=== Dataset items ===
"""
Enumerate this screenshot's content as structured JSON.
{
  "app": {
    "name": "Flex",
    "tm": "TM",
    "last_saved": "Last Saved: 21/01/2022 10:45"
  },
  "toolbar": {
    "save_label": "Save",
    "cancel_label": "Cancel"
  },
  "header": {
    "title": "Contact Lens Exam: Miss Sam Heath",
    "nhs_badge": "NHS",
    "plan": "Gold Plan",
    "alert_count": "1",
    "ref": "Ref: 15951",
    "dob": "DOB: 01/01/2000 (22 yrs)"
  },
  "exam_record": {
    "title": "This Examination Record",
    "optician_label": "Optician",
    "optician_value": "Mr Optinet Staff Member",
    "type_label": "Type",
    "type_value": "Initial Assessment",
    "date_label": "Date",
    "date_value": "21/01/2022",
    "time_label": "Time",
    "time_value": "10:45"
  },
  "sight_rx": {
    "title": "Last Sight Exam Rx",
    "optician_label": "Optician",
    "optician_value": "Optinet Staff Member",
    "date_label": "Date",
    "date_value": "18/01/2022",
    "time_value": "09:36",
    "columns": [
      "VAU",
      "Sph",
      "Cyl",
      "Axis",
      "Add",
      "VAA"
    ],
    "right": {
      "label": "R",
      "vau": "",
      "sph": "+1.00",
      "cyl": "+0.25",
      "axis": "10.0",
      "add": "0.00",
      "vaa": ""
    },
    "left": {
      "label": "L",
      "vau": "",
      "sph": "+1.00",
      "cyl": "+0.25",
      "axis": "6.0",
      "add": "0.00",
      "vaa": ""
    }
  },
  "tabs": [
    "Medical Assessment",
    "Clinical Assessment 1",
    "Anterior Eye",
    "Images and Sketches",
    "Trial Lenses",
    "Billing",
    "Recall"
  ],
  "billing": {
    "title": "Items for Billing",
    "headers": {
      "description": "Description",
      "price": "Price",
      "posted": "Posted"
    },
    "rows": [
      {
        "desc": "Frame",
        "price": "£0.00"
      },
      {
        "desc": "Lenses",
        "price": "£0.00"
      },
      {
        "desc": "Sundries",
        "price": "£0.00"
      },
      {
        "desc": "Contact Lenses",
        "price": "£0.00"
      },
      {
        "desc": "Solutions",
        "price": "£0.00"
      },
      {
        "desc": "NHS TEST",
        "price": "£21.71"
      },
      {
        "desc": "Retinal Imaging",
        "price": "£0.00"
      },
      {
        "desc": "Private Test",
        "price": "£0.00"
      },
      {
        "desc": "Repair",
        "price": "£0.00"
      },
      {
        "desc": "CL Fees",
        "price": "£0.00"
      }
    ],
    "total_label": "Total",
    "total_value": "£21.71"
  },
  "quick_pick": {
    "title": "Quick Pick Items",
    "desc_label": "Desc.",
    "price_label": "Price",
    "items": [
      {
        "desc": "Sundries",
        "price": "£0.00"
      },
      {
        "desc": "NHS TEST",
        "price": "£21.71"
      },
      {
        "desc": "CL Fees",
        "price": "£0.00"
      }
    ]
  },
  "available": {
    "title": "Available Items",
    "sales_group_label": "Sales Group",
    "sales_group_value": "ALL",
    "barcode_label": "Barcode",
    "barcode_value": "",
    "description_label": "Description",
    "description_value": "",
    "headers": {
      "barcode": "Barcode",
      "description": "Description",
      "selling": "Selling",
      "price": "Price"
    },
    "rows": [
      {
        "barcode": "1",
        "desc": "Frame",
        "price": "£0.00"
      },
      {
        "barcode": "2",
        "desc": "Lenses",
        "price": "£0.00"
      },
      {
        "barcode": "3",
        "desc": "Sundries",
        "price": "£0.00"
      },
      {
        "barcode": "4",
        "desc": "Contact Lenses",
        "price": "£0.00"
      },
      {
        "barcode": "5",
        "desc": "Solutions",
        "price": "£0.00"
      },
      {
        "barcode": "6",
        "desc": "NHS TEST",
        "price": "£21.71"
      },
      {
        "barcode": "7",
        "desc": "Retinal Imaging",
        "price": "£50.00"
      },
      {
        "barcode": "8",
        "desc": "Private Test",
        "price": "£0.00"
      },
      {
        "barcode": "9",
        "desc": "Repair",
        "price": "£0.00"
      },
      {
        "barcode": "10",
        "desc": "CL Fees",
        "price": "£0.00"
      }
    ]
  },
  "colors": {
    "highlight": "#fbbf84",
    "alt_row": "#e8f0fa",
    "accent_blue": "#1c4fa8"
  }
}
"""
=== Goal ===
Report the count of lines in the entries that contain the string "Staff", and nothing besides it.

=== Completed task ===
2